(Items from a data source)
******************************
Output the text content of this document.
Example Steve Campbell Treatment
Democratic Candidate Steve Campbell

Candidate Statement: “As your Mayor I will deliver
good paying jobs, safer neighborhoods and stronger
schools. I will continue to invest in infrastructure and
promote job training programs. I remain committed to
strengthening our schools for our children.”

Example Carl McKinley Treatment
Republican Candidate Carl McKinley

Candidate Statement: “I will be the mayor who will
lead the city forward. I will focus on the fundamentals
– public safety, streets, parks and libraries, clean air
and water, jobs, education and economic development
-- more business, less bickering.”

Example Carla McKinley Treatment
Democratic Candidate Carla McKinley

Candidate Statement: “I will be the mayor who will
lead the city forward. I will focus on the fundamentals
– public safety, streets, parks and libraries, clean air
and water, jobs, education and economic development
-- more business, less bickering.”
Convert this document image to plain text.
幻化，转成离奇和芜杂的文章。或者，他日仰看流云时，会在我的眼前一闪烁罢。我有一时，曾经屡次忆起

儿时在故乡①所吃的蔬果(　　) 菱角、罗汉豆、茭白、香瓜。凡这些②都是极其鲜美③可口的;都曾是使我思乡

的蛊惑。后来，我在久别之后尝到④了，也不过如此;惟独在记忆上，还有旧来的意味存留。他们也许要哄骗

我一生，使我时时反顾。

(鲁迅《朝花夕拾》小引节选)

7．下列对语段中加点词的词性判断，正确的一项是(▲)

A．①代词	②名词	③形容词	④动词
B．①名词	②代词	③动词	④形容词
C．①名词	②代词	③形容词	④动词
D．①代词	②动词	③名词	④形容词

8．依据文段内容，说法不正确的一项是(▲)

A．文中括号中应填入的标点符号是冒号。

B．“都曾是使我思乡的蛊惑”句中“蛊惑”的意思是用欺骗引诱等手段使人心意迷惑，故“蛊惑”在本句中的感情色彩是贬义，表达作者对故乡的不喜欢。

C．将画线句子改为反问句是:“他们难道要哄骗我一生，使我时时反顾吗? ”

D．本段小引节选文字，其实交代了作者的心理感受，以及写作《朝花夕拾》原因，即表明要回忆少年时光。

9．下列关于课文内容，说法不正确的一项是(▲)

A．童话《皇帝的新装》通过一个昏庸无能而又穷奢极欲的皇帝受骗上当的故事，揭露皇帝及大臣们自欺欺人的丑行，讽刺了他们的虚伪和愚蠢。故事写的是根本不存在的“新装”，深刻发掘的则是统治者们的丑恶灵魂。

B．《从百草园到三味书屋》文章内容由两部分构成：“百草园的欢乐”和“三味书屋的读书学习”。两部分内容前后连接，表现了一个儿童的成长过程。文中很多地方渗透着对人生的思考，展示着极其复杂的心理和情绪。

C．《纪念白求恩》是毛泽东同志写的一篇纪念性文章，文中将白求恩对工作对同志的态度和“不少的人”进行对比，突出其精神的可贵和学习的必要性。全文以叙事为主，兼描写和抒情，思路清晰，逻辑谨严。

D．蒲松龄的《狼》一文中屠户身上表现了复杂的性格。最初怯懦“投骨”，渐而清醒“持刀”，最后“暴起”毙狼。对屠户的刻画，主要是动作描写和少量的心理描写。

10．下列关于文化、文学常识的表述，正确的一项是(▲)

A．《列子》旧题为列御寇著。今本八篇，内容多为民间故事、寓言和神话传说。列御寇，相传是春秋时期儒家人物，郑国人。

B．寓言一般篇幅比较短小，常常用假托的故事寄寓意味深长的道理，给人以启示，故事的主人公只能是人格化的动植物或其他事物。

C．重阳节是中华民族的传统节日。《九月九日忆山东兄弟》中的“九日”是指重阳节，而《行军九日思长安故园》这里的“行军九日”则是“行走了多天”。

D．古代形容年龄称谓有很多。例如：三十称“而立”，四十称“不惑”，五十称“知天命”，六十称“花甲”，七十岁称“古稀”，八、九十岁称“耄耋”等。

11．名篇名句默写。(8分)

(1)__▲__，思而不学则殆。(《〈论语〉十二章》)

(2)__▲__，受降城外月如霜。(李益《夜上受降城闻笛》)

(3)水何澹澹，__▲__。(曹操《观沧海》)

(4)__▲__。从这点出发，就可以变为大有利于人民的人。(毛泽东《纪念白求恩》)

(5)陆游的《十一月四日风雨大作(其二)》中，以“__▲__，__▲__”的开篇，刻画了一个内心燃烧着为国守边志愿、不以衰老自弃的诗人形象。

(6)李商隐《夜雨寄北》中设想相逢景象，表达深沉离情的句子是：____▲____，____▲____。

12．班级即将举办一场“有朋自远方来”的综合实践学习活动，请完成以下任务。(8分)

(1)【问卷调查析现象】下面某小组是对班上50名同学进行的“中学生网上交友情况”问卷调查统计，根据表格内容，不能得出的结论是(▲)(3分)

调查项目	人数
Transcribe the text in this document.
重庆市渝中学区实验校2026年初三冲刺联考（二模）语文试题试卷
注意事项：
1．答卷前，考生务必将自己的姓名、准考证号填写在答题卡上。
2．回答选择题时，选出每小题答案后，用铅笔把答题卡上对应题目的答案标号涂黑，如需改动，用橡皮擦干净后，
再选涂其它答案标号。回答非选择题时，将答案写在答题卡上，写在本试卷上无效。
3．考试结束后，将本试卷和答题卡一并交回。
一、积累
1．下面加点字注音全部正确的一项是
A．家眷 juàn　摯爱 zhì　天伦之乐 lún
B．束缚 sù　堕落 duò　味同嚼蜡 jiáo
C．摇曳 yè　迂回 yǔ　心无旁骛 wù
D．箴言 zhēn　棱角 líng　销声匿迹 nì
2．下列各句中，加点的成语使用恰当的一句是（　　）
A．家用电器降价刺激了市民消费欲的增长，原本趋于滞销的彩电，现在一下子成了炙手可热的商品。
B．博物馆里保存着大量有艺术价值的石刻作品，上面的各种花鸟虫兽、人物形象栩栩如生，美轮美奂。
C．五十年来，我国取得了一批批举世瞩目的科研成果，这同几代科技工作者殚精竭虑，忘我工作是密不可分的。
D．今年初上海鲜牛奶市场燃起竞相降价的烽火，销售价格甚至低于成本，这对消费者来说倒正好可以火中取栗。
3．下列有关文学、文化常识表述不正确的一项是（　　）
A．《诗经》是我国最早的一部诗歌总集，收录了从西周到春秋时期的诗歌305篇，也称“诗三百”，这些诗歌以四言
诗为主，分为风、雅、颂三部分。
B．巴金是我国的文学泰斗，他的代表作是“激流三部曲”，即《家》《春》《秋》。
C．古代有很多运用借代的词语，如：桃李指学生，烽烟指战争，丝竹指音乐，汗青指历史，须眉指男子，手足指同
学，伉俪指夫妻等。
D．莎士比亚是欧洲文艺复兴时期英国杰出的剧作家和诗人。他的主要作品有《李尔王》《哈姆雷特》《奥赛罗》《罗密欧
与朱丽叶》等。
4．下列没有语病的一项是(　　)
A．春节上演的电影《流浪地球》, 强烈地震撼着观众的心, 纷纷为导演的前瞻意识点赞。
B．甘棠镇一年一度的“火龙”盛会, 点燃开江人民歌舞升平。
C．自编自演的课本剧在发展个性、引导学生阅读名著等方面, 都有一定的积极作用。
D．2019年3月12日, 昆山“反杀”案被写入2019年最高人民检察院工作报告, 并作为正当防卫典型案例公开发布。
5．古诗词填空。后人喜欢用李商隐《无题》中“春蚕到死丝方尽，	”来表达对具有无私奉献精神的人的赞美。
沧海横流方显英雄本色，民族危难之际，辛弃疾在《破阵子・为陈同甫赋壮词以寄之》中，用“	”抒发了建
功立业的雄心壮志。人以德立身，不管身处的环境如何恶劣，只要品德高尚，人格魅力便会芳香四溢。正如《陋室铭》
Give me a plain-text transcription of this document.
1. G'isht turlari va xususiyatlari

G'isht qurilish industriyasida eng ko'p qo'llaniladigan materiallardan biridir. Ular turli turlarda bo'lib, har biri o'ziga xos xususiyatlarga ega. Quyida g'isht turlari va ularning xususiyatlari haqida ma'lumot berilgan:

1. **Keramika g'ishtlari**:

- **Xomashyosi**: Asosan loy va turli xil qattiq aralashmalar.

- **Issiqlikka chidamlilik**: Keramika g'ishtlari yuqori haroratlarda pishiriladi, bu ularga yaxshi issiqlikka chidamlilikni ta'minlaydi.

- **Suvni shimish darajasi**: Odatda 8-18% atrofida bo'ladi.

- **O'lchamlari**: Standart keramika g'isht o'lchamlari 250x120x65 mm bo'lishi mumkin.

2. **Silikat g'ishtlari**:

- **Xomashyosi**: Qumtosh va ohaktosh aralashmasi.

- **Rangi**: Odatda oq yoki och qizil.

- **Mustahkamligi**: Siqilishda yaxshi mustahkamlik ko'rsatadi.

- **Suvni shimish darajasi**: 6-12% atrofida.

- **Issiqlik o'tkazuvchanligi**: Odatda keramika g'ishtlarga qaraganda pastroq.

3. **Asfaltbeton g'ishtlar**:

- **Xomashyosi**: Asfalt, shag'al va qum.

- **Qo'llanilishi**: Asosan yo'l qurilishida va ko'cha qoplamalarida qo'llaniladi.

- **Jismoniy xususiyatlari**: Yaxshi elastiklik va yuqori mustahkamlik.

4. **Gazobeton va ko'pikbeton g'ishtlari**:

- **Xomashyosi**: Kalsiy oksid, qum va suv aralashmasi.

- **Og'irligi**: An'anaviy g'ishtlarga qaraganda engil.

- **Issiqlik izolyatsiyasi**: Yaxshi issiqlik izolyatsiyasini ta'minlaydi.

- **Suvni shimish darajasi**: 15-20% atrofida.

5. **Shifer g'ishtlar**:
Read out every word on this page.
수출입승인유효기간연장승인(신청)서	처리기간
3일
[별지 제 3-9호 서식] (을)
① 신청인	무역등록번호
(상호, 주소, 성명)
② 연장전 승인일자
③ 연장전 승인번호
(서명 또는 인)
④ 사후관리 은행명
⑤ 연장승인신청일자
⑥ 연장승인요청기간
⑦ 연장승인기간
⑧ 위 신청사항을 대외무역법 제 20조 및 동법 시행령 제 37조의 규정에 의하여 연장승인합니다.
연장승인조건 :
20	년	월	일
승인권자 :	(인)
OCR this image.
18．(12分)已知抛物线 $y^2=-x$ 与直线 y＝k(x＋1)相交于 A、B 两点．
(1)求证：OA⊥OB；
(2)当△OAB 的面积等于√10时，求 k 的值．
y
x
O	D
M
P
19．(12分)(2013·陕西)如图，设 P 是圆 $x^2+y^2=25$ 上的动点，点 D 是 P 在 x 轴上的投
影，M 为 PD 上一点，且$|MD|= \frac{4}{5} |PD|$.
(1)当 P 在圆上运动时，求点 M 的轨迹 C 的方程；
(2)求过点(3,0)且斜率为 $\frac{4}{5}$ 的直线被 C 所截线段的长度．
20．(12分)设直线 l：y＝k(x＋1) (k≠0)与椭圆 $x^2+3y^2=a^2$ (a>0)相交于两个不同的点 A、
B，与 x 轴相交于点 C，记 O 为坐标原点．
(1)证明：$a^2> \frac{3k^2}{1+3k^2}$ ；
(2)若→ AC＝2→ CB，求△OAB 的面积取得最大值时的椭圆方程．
******************************
OBJECTIVE:
Working from the listing above, pick out every line that has "Suvni" and copy it.

FINISHED ANSWER:
- **Suvni shimish darajasi**: Odatda 8-18% atrofida bo'ladi.
- **Suvni shimish darajasi**: 6-12% atrofida.
- **Suvni shimish darajasi**: 15-20% atrofida.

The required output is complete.